## Begin

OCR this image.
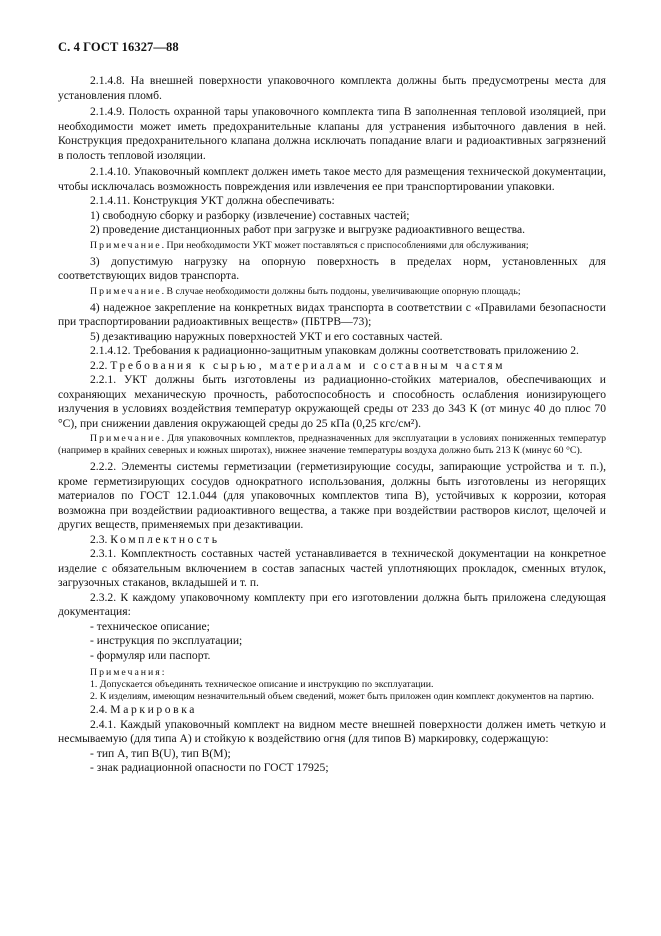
С. 4 ГОСТ 16327—88

2.1.4.8. На внешней поверхности упаковочного комплекта должны быть предусмотрены места для установления пломб.

2.1.4.9. Полость охранной тары упаковочного комплекта типа В заполненная тепловой изоляцией, при необходимости может иметь предохранительные клапаны для устранения избыточного давления в ней. Конструкция предохранительного клапана должна исключать попадание влаги и радиоактивных загрязнений в полость тепловой изоляции.

2.1.4.10. Упаковочный комплект должен иметь такое место для размещения технической документации, чтобы исключалась возможность повреждения или извлечения ее при транспортировании упаковки.

2.1.4.11. Конструкция УКТ должна обеспечивать:

1) свободную сборку и разборку (извлечение) составных частей;

2) проведение дистанционных работ при загрузке и выгрузке радиоактивного вещества.

Примечание. При необходимости УКТ может поставляться с приспособлениями для обслуживания;

3) допустимую нагрузку на опорную поверхность в пределах норм, установленных для соответствующих видов транспорта.

Примечание. В случае необходимости должны быть поддоны, увеличивающие опорную площадь;

4) надежное закрепление на конкретных видах транспорта в соответствии с «Правилами безопасности при траспортировании радиоактивных веществ» (ПБТРВ—73);

5) дезактивацию наружных поверхностей УКТ и его составных частей.

2.1.4.12. Требования к радиационно-защитным упаковкам должны соответствовать приложению 2.

2.2. Требования к сырью, материалам и составным частям

2.2.1. УКТ должны быть изготовлены из радиационно-стойких материалов, обеспечивающих и сохраняющих механическую прочность, работоспособность и способность ослабления ионизирующего излучения в условиях воздействия температур окружающей среды от 233 до 343 К (от минус 40 до плюс 70 °С), при снижении давления окружающей среды до 25 кПа (0,25 кгс/см²).

Примечание. Для упаковочных комплектов, предназначенных для эксплуатации в условиях пониженных температур (например в крайних северных и южных широтах), нижнее значение температуры воздуха должно быть 213 К (минус 60 °С).

2.2.2. Элементы системы герметизации (герметизирующие сосуды, запирающие устройства и т. п.), кроме герметизирующих сосудов однократного использования, должны быть изготовлены из негорящих материалов по ГОСТ 12.1.044 (для упаковочных комплектов типа В), устойчивых к коррозии, которая возможна при воздействии радиоактивного вещества, а также при воздействии растворов кислот, щелочей и других веществ, применяемых при дезактивации.

2.3. Комплектность

2.3.1. Комплектность составных частей устанавливается в технической документации на конкретное изделие с обязательным включением в состав запасных частей уплотняющих прокладок, сменных втулок, загрузочных стаканов, вкладышей и т. п.

2.3.2. К каждому упаковочному комплекту при его изготовлении должна быть приложена следующая документация:

- техническое описание;

- инструкция по эксплуатации;

- формуляр или паспорт.

Примечания:

1. Допускается объединять техническое описание и инструкцию по эксплуатации.

2. К изделиям, имеющим незначительный объем сведений, может быть приложен один комплект документов на партию.

2.4. Маркировка

2.4.1. Каждый упаковочный комплект на видном месте внешней поверхности должен иметь четкую и несмываемую (для типа А) и стойкую к воздействию огня (для типов В) маркировку, содержащую:

- тип А, тип В(U), тип В(М);

- знак радиационной опасности по ГОСТ 17925;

## End

- [THE TASK]: Transcribe the full listing above exactly, with the images removed.

- [TASK RESULT]:
OCR this image.
С. 4 ГОСТ 16327—88

2.1.4.8. На внешней поверхности упаковочного комплекта должны быть предусмотрены места для установления пломб.

2.1.4.9. Полость охранной тары упаковочного комплекта типа В заполненная тепловой изоляцией, при необходимости может иметь предохранительные клапаны для устранения избыточного давления в ней. Конструкция предохранительного клапана должна исключать попадание влаги и радиоактивных загрязнений в полость тепловой изоляции.

2.1.4.10. Упаковочный комплект должен иметь такое место для размещения технической документации, чтобы исключалась возможность повреждения или извлечения ее при транспортировании упаковки.

2.1.4.11. Конструкция УКТ должна обеспечивать:

1) свободную сборку и разборку (извлечение) составных частей;

2) проведение дистанционных работ при загрузке и выгрузке радиоактивного вещества.

Примечание. При необходимости УКТ может поставляться с приспособлениями для обслуживания;

3) допустимую нагрузку на опорную поверхность в пределах норм, установленных для соответствующих видов транспорта.

Примечание. В случае необходимости должны быть поддоны, увеличивающие опорную площадь;

4) надежное закрепление на конкретных видах транспорта в соответствии с «Правилами безопасности при траспортировании радиоактивных веществ» (ПБТРВ—73);

5) дезактивацию наружных поверхностей УКТ и его составных частей.

2.1.4.12. Требования к радиационно-защитным упаковкам должны соответствовать приложению 2.

2.2. Требования к сырью, материалам и составным частям

2.2.1. УКТ должны быть изготовлены из радиационно-стойких материалов, обеспечивающих и сохраняющих механическую прочность, работоспособность и способность ослабления ионизирующего излучения в условиях воздействия температур окружающей среды от 233 до 343 К (от минус 40 до плюс 70 °С), при снижении давления окружающей среды до 25 кПа (0,25 кгс/см²).

Примечание. Для упаковочных комплектов, предназначенных для эксплуатации в условиях пониженных температур (например в крайних северных и южных широтах), нижнее значение температуры воздуха должно быть 213 К (минус 60 °С).

2.2.2. Элементы системы герметизации (герметизирующие сосуды, запирающие устройства и т. п.), кроме герметизирующих сосудов однократного использования, должны быть изготовлены из негорящих материалов по ГОСТ 12.1.044 (для упаковочных комплектов типа В), устойчивых к коррозии, которая возможна при воздействии радиоактивного вещества, а также при воздействии растворов кислот, щелочей и других веществ, применяемых при дезактивации.

2.3. Комплектность

2.3.1. Комплектность составных частей устанавливается в технической документации на конкретное изделие с обязательным включением в состав запасных частей уплотняющих прокладок, сменных втулок, загрузочных стаканов, вкладышей и т. п.

2.3.2. К каждому упаковочному комплекту при его изготовлении должна быть приложена следующая документация:

- техническое описание;

- инструкция по эксплуатации;

- формуляр или паспорт.

Примечания:

1. Допускается объединять техническое описание и инструкцию по эксплуатации.

2. К изделиям, имеющим незначительный объем сведений, может быть приложен один комплект документов на партию.

2.4. Маркировка

2.4.1. Каждый упаковочный комплект на видном месте внешней поверхности должен иметь четкую и несмываемую (для типа А) и стойкую к воздействию огня (для типов В) маркировку, содержащую:

- тип А, тип В(U), тип В(М);

- знак радиационной опасности по ГОСТ 17925;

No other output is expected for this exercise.